§ Your objective: Nothing in the records may be left out or altered; reproduce them all exactly.

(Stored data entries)
•••
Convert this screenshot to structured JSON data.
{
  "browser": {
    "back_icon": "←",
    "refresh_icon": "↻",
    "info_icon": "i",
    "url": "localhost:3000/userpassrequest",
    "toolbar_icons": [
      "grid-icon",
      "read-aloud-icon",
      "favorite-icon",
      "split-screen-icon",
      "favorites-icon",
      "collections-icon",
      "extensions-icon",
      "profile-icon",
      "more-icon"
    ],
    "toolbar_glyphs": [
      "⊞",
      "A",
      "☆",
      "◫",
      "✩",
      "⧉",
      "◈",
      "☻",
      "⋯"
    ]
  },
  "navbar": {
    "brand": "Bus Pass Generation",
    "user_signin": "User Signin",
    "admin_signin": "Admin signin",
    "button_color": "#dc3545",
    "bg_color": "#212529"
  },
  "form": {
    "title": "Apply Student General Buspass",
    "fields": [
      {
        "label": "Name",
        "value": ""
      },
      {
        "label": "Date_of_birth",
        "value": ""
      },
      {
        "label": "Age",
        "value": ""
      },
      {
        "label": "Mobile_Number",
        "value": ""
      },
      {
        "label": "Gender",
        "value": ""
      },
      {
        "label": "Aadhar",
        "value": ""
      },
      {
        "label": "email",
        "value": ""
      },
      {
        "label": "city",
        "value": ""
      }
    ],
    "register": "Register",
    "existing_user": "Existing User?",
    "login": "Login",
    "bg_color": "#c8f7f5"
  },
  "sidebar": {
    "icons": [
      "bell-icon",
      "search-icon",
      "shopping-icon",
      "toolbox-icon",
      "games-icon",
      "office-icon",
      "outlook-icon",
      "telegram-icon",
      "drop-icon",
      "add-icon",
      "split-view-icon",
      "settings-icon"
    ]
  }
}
•••
§ Solution for this task:
Convert this screenshot to structured JSON data.
{
  "browser": {
    "back_icon": "←",
    "refresh_icon": "↻",
    "info_icon": "i",
    "url": "localhost:3000/userpassrequest",
    "toolbar_icons": [
      "grid-icon",
      "read-aloud-icon",
      "favorite-icon",
      "split-screen-icon",
      "favorites-icon",
      "collections-icon",
      "extensions-icon",
      "profile-icon",
      "more-icon"
    ],
    "toolbar_glyphs": [
      "⊞",
      "A",
      "☆",
      "◫",
      "✩",
      "⧉",
      "◈",
      "☻",
      "⋯"
    ]
  },
  "navbar": {
    "brand": "Bus Pass Generation",
    "user_signin": "User Signin",
    "admin_signin": "Admin signin",
    "button_color": "#dc3545",
    "bg_color": "#212529"
  },
  "form": {
    "title": "Apply Student General Buspass",
    "fields": [
      {
        "label": "Name",
        "value": ""
      },
      {
        "label": "Date_of_birth",
        "value": ""
      },
      {
        "label": "Age",
        "value": ""
      },
      {
        "label": "Mobile_Number",
        "value": ""
      },
      {
        "label": "Gender",
        "value": ""
      },
      {
        "label": "Aadhar",
        "value": ""
      },
      {
        "label": "email",
        "value": ""
      },
      {
        "label": "city",
        "value": ""
      }
    ],
    "register": "Register",
    "existing_user": "Existing User?",
    "login": "Login",
    "bg_color": "#c8f7f5"
  },
  "sidebar": {
    "icons": [
      "bell-icon",
      "search-icon",
      "shopping-icon",
      "toolbox-icon",
      "games-icon",
      "office-icon",
      "outlook-icon",
      "telegram-icon",
      "drop-icon",
      "add-icon",
      "split-view-icon",
      "settings-icon"
    ]
  }
}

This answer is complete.